TASK TO COMPLETE.
Every record below is to be retyped exactly.

RECORDS SHOWN.
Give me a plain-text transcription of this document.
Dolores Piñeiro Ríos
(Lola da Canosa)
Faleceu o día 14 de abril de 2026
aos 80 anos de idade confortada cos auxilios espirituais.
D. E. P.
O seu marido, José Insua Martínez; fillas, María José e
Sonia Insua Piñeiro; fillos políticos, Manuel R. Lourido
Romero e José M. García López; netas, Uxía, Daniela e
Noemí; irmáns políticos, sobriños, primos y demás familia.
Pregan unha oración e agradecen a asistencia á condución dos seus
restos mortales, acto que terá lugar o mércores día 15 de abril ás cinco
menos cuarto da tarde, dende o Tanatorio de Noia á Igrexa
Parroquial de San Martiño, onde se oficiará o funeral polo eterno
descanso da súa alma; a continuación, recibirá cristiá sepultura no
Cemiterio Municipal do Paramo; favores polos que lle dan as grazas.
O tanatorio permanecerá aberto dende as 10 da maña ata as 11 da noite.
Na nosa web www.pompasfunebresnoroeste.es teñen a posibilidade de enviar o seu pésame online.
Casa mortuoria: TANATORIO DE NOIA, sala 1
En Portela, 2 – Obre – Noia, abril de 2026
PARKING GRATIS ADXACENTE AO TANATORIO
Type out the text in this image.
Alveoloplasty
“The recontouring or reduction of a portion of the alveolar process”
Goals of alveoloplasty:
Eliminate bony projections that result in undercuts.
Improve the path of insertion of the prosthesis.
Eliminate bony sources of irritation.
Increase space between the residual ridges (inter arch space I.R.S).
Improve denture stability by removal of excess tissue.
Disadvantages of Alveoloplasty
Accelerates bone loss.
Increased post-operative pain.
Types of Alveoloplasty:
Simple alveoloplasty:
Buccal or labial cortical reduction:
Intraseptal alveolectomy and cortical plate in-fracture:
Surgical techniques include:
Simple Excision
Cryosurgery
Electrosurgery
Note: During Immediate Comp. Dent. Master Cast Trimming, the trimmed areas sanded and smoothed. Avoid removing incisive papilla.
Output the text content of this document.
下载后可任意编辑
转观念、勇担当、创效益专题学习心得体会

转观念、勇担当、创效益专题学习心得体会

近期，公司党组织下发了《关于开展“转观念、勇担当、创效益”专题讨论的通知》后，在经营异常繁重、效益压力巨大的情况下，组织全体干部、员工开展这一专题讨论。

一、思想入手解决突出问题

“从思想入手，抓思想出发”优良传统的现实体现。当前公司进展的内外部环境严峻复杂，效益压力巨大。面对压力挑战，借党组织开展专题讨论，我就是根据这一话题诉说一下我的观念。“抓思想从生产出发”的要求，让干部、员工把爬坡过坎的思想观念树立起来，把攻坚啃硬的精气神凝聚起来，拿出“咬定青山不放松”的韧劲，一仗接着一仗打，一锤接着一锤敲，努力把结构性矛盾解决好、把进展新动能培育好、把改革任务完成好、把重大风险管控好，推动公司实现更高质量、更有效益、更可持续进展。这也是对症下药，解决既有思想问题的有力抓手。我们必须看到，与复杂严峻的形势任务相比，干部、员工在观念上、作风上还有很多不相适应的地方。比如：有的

ANSWER FOR THE TASK.
Give me a plain-text transcription of this document.
Dolores Piñeiro Ríos
(Lola da Canosa)
Faleceu o día 14 de abril de 2026
aos 80 anos de idade confortada cos auxilios espirituais.
D. E. P.
O seu marido, José Insua Martínez; fillas, María José e
Sonia Insua Piñeiro; fillos políticos, Manuel R. Lourido
Romero e José M. García López; netas, Uxía, Daniela e
Noemí; irmáns políticos, sobriños, primos y demás familia.
Pregan unha oración e agradecen a asistencia á condución dos seus
restos mortales, acto que terá lugar o mércores día 15 de abril ás cinco
menos cuarto da tarde, dende o Tanatorio de Noia á Igrexa
Parroquial de San Martiño, onde se oficiará o funeral polo eterno
descanso da súa alma; a continuación, recibirá cristiá sepultura no
Cemiterio Municipal do Paramo; favores polos que lle dan as grazas.
O tanatorio permanecerá aberto dende as 10 da maña ata as 11 da noite.
Na nosa web www.pompasfunebresnoroeste.es teñen a posibilidade de enviar o seu pésame online.
Casa mortuoria: TANATORIO DE NOIA, sala 1
En Portela, 2 – Obre – Noia, abril de 2026
PARKING GRATIS ADXACENTE AO TANATORIO
Type out the text in this image.
Alveoloplasty
“The recontouring or reduction of a portion of the alveolar process”
Goals of alveoloplasty:
Eliminate bony projections that result in undercuts.
Improve the path of insertion of the prosthesis.
Eliminate bony sources of irritation.
Increase space between the residual ridges (inter arch space I.R.S).
Improve denture stability by removal of excess tissue.
Disadvantages of Alveoloplasty
Accelerates bone loss.
Increased post-operative pain.
Types of Alveoloplasty:
Simple alveoloplasty:
Buccal or labial cortical reduction:
Intraseptal alveolectomy and cortical plate in-fracture:
Surgical techniques include:
Simple Excision
Cryosurgery
Electrosurgery
Note: During Immediate Comp. Dent. Master Cast Trimming, the trimmed areas sanded and smoothed. Avoid removing incisive papilla.
Output the text content of this document.
下载后可任意编辑
转观念、勇担当、创效益专题学习心得体会

转观念、勇担当、创效益专题学习心得体会

近期，公司党组织下发了《关于开展“转观念、勇担当、创效益”专题讨论的通知》后，在经营异常繁重、效益压力巨大的情况下，组织全体干部、员工开展这一专题讨论。

一、思想入手解决突出问题

“从思想入手，抓思想出发”优良传统的现实体现。当前公司进展的内外部环境严峻复杂，效益压力巨大。面对压力挑战，借党组织开展专题讨论，我就是根据这一话题诉说一下我的观念。“抓思想从生产出发”的要求，让干部、员工把爬坡过坎的思想观念树立起来，把攻坚啃硬的精气神凝聚起来，拿出“咬定青山不放松”的韧劲，一仗接着一仗打，一锤接着一锤敲，努力把结构性矛盾解决好、把进展新动能培育好、把改革任务完成好、把重大风险管控好，推动公司实现更高质量、更有效益、更可持续进展。这也是对症下药，解决既有思想问题的有力抓手。我们必须看到，与复杂严峻的形势任务相比，干部、员工在观念上、作风上还有很多不相适应的地方。比如：有的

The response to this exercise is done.